::: Data shown :::

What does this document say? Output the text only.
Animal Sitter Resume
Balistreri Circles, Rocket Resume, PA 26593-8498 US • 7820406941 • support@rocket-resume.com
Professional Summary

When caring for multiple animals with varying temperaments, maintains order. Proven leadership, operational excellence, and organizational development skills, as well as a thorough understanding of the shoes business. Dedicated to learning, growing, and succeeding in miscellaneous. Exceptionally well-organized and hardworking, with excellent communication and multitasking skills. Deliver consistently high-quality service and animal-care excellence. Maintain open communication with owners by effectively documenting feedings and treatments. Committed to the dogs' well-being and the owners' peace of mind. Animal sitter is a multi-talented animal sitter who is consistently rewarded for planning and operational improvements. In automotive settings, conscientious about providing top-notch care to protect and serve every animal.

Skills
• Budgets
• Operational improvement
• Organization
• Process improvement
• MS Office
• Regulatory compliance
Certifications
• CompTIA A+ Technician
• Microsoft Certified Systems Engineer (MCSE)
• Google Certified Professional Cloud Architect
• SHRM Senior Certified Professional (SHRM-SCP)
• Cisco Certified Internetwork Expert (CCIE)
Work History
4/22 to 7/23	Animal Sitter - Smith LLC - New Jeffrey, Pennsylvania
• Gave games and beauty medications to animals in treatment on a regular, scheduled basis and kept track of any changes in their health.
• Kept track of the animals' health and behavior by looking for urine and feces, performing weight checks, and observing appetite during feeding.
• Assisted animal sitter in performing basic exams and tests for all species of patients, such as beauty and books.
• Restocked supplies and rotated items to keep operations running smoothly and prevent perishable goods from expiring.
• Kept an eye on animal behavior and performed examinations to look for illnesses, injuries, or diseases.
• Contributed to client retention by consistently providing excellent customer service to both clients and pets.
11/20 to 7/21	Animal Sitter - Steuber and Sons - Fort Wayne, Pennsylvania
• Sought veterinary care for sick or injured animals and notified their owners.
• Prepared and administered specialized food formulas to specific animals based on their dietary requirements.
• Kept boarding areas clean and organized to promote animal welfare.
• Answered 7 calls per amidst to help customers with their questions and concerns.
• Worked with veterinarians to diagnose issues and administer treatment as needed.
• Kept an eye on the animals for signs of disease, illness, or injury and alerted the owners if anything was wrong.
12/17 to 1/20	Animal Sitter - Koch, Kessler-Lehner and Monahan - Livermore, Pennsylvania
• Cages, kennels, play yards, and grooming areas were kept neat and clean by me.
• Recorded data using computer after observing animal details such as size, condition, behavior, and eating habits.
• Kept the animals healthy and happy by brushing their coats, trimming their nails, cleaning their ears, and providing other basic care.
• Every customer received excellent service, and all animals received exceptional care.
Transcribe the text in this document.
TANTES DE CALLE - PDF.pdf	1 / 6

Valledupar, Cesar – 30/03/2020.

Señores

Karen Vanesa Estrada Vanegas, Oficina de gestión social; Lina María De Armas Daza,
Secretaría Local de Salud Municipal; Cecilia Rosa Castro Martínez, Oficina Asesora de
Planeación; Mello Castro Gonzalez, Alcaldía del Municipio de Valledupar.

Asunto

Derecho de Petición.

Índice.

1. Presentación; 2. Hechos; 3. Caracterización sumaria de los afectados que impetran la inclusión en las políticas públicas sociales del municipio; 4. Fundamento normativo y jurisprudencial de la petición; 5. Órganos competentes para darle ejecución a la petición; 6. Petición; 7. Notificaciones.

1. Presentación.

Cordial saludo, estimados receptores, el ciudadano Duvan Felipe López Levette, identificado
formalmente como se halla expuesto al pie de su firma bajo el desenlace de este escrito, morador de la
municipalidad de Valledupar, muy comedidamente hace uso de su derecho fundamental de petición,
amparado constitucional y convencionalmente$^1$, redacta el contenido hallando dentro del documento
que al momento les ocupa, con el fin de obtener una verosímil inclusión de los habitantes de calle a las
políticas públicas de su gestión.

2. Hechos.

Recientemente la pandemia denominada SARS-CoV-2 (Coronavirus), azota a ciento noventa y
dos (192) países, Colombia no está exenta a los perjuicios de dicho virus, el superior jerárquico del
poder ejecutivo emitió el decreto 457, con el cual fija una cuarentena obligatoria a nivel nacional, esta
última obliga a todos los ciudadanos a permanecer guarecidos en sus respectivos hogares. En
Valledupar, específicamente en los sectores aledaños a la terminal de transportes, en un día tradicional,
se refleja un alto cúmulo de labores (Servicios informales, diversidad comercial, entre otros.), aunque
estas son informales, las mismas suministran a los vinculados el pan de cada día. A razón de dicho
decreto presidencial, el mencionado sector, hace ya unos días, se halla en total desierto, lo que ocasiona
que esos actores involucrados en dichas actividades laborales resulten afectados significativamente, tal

:::

**What you should do**
Throughout the data above, copy all lines where the word "basic" is found.

**Result for this exercise**
• Assisted animal sitter in performing basic exams and tests for all species of patients, such as beauty and books.
• Kept the animals healthy and happy by brushing their coats, trimming their nails, cleaning their ears, and providing other basic care.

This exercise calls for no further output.